Start Records for the task

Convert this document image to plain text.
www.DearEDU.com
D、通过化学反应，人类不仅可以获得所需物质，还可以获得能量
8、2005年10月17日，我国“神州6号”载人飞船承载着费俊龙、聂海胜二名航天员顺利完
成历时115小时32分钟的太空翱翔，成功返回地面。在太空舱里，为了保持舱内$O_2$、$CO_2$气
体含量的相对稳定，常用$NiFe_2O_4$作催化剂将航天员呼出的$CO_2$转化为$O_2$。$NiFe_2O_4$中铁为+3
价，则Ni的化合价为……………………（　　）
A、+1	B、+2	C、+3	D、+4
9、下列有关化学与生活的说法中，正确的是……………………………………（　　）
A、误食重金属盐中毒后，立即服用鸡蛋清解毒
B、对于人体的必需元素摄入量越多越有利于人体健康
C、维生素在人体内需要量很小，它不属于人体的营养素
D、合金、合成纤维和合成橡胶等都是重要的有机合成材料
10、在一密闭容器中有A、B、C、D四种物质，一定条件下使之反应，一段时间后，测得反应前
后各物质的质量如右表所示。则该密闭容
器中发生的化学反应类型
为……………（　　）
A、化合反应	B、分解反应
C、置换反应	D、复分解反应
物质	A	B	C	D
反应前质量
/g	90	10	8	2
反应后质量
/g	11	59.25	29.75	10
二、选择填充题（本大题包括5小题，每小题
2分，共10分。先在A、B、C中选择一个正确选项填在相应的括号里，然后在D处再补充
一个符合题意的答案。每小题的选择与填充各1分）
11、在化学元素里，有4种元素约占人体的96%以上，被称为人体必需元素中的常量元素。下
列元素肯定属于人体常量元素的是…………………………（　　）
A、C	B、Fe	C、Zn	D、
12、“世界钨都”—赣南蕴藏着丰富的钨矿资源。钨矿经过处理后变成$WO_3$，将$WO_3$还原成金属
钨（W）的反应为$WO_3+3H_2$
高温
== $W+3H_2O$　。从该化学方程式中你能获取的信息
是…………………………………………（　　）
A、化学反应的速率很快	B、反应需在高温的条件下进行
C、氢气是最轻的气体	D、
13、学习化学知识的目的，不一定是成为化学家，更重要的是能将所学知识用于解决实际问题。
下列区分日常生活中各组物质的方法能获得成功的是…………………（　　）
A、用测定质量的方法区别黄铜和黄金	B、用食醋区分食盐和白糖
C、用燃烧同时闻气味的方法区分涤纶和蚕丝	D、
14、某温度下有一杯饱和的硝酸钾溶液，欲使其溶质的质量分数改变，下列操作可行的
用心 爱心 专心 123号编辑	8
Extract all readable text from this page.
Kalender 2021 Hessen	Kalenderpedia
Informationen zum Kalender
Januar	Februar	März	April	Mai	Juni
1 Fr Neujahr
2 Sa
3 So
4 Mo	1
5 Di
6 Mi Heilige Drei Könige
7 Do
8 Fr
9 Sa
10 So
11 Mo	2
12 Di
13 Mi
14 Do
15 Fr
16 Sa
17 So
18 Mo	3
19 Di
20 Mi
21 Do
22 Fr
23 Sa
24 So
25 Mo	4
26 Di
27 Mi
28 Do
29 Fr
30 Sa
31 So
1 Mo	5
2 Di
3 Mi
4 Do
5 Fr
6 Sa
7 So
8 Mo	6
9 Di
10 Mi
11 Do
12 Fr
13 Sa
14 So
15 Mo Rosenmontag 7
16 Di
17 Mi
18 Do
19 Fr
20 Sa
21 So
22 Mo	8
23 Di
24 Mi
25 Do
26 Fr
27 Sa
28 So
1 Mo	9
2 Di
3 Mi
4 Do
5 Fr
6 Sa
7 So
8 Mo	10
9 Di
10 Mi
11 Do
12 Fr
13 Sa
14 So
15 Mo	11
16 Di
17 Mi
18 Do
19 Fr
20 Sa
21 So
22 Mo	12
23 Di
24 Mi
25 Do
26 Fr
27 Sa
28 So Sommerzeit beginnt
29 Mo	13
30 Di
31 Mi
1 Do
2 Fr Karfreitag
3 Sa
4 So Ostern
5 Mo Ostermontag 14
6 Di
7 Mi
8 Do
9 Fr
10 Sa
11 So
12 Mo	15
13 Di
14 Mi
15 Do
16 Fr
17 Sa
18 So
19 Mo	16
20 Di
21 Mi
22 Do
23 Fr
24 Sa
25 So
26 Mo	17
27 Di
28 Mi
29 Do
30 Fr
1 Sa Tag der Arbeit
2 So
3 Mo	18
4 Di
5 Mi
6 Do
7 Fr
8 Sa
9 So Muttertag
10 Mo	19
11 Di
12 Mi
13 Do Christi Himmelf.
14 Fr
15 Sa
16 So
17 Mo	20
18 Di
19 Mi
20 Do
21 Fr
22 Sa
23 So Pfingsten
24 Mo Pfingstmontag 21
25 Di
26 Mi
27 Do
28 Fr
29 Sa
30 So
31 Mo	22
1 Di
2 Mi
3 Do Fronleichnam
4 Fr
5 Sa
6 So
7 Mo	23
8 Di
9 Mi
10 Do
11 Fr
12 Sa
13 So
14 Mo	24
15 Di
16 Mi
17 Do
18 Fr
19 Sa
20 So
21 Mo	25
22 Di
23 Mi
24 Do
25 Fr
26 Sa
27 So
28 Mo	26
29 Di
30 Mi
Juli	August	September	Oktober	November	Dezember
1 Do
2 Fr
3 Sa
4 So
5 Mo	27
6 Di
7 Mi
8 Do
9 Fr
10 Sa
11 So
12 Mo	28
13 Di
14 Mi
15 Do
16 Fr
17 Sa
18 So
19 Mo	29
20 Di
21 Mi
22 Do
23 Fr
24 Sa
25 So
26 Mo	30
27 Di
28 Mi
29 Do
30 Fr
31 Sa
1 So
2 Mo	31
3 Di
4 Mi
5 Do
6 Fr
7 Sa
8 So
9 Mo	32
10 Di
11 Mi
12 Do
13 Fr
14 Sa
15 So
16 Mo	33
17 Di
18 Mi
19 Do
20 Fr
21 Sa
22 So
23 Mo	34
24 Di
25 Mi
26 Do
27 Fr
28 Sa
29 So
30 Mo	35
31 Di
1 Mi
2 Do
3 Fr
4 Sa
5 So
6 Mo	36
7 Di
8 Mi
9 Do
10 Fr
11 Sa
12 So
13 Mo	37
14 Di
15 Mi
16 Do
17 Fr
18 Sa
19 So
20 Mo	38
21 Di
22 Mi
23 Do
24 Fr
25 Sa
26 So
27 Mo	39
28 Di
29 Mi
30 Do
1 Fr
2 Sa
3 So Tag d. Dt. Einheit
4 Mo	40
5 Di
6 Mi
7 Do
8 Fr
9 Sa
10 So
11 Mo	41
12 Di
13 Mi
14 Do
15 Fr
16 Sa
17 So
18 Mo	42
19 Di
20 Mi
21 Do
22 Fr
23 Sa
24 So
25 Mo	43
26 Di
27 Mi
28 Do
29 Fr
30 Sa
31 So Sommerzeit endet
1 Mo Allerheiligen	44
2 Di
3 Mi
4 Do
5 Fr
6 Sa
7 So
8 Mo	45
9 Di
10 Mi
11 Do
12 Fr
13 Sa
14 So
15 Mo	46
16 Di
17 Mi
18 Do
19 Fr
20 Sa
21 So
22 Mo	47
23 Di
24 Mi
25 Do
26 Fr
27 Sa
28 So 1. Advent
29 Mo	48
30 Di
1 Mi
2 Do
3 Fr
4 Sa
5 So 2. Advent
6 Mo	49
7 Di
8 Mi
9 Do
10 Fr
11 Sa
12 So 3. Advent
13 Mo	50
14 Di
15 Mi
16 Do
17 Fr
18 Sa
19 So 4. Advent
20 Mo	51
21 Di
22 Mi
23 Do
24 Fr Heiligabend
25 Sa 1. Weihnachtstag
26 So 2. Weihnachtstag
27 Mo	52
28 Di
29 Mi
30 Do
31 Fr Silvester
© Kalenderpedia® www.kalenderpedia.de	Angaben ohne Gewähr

End Records for the task

**Written exercise**
From the records above, extract every entry verbatim.

**Complete answer**
Convert this document image to plain text.
www.DearEDU.com
D、通过化学反应，人类不仅可以获得所需物质，还可以获得能量
8、2005年10月17日，我国“神州6号”载人飞船承载着费俊龙、聂海胜二名航天员顺利完
成历时115小时32分钟的太空翱翔，成功返回地面。在太空舱里，为了保持舱内$O_2$、$CO_2$气
体含量的相对稳定，常用$NiFe_2O_4$作催化剂将航天员呼出的$CO_2$转化为$O_2$。$NiFe_2O_4$中铁为+3
价，则Ni的化合价为……………………（　　）
A、+1	B、+2	C、+3	D、+4
9、下列有关化学与生活的说法中，正确的是……………………………………（　　）
A、误食重金属盐中毒后，立即服用鸡蛋清解毒
B、对于人体的必需元素摄入量越多越有利于人体健康
C、维生素在人体内需要量很小，它不属于人体的营养素
D、合金、合成纤维和合成橡胶等都是重要的有机合成材料
10、在一密闭容器中有A、B、C、D四种物质，一定条件下使之反应，一段时间后，测得反应前
后各物质的质量如右表所示。则该密闭容
器中发生的化学反应类型
为……………（　　）
A、化合反应	B、分解反应
C、置换反应	D、复分解反应
物质	A	B	C	D
反应前质量
/g	90	10	8	2
反应后质量
/g	11	59.25	29.75	10
二、选择填充题（本大题包括5小题，每小题
2分，共10分。先在A、B、C中选择一个正确选项填在相应的括号里，然后在D处再补充
一个符合题意的答案。每小题的选择与填充各1分）
11、在化学元素里，有4种元素约占人体的96%以上，被称为人体必需元素中的常量元素。下
列元素肯定属于人体常量元素的是…………………………（　　）
A、C	B、Fe	C、Zn	D、
12、“世界钨都”—赣南蕴藏着丰富的钨矿资源。钨矿经过处理后变成$WO_3$，将$WO_3$还原成金属
钨（W）的反应为$WO_3+3H_2$
高温
== $W+3H_2O$　。从该化学方程式中你能获取的信息
是…………………………………………（　　）
A、化学反应的速率很快	B、反应需在高温的条件下进行
C、氢气是最轻的气体	D、
13、学习化学知识的目的，不一定是成为化学家，更重要的是能将所学知识用于解决实际问题。
下列区分日常生活中各组物质的方法能获得成功的是…………………（　　）
A、用测定质量的方法区别黄铜和黄金	B、用食醋区分食盐和白糖
C、用燃烧同时闻气味的方法区分涤纶和蚕丝	D、
14、某温度下有一杯饱和的硝酸钾溶液，欲使其溶质的质量分数改变，下列操作可行的
用心 爱心 专心 123号编辑	8
Extract all readable text from this page.
Kalender 2021 Hessen	Kalenderpedia
Informationen zum Kalender
Januar	Februar	März	April	Mai	Juni
1 Fr Neujahr
2 Sa
3 So
4 Mo	1
5 Di
6 Mi Heilige Drei Könige
7 Do
8 Fr
9 Sa
10 So
11 Mo	2
12 Di
13 Mi
14 Do
15 Fr
16 Sa
17 So
18 Mo	3
19 Di
20 Mi
21 Do
22 Fr
23 Sa
24 So
25 Mo	4
26 Di
27 Mi
28 Do
29 Fr
30 Sa
31 So
1 Mo	5
2 Di
3 Mi
4 Do
5 Fr
6 Sa
7 So
8 Mo	6
9 Di
10 Mi
11 Do
12 Fr
13 Sa
14 So
15 Mo Rosenmontag 7
16 Di
17 Mi
18 Do
19 Fr
20 Sa
21 So
22 Mo	8
23 Di
24 Mi
25 Do
26 Fr
27 Sa
28 So
1 Mo	9
2 Di
3 Mi
4 Do
5 Fr
6 Sa
7 So
8 Mo	10
9 Di
10 Mi
11 Do
12 Fr
13 Sa
14 So
15 Mo	11
16 Di
17 Mi
18 Do
19 Fr
20 Sa
21 So
22 Mo	12
23 Di
24 Mi
25 Do
26 Fr
27 Sa
28 So Sommerzeit beginnt
29 Mo	13
30 Di
31 Mi
1 Do
2 Fr Karfreitag
3 Sa
4 So Ostern
5 Mo Ostermontag 14
6 Di
7 Mi
8 Do
9 Fr
10 Sa
11 So
12 Mo	15
13 Di
14 Mi
15 Do
16 Fr
17 Sa
18 So
19 Mo	16
20 Di
21 Mi
22 Do
23 Fr
24 Sa
25 So
26 Mo	17
27 Di
28 Mi
29 Do
30 Fr
1 Sa Tag der Arbeit
2 So
3 Mo	18
4 Di
5 Mi
6 Do
7 Fr
8 Sa
9 So Muttertag
10 Mo	19
11 Di
12 Mi
13 Do Christi Himmelf.
14 Fr
15 Sa
16 So
17 Mo	20
18 Di
19 Mi
20 Do
21 Fr
22 Sa
23 So Pfingsten
24 Mo Pfingstmontag 21
25 Di
26 Mi
27 Do
28 Fr
29 Sa
30 So
31 Mo	22
1 Di
2 Mi
3 Do Fronleichnam
4 Fr
5 Sa
6 So
7 Mo	23
8 Di
9 Mi
10 Do
11 Fr
12 Sa
13 So
14 Mo	24
15 Di
16 Mi
17 Do
18 Fr
19 Sa
20 So
21 Mo	25
22 Di
23 Mi
24 Do
25 Fr
26 Sa
27 So
28 Mo	26
29 Di
30 Mi
Juli	August	September	Oktober	November	Dezember
1 Do
2 Fr
3 Sa
4 So
5 Mo	27
6 Di
7 Mi
8 Do
9 Fr
10 Sa
11 So
12 Mo	28
13 Di
14 Mi
15 Do
16 Fr
17 Sa
18 So
19 Mo	29
20 Di
21 Mi
22 Do
23 Fr
24 Sa
25 So
26 Mo	30
27 Di
28 Mi
29 Do
30 Fr
31 Sa
1 So
2 Mo	31
3 Di
4 Mi
5 Do
6 Fr
7 Sa
8 So
9 Mo	32
10 Di
11 Mi
12 Do
13 Fr
14 Sa
15 So
16 Mo	33
17 Di
18 Mi
19 Do
20 Fr
21 Sa
22 So
23 Mo	34
24 Di
25 Mi
26 Do
27 Fr
28 Sa
29 So
30 Mo	35
31 Di
1 Mi
2 Do
3 Fr
4 Sa
5 So
6 Mo	36
7 Di
8 Mi
9 Do
10 Fr
11 Sa
12 So
13 Mo	37
14 Di
15 Mi
16 Do
17 Fr
18 Sa
19 So
20 Mo	38
21 Di
22 Mi
23 Do
24 Fr
25 Sa
26 So
27 Mo	39
28 Di
29 Mi
30 Do
1 Fr
2 Sa
3 So Tag d. Dt. Einheit
4 Mo	40
5 Di
6 Mi
7 Do
8 Fr
9 Sa
10 So
11 Mo	41
12 Di
13 Mi
14 Do
15 Fr
16 Sa
17 So
18 Mo	42
19 Di
20 Mi
21 Do
22 Fr
23 Sa
24 So
25 Mo	43
26 Di
27 Mi
28 Do
29 Fr
30 Sa
31 So Sommerzeit endet
1 Mo Allerheiligen	44
2 Di
3 Mi
4 Do
5 Fr
6 Sa
7 So
8 Mo	45
9 Di
10 Mi
11 Do
12 Fr
13 Sa
14 So
15 Mo	46
16 Di
17 Mi
18 Do
19 Fr
20 Sa
21 So
22 Mo	47
23 Di
24 Mi
25 Do
26 Fr
27 Sa
28 So 1. Advent
29 Mo	48
30 Di
1 Mi
2 Do
3 Fr
4 Sa
5 So 2. Advent
6 Mo	49
7 Di
8 Mi
9 Do
10 Fr
11 Sa
12 So 3. Advent
13 Mo	50
14 Di
15 Mi
16 Do
17 Fr
18 Sa
19 So 4. Advent
20 Mo	51
21 Di
22 Mi
23 Do
24 Fr Heiligabend
25 Sa 1. Weihnachtstag
26 So 2. Weihnachtstag
27 Mo	52
28 Di
29 Mi
30 Do
31 Fr Silvester
© Kalenderpedia® www.kalenderpedia.de	Angaben ohne Gewähr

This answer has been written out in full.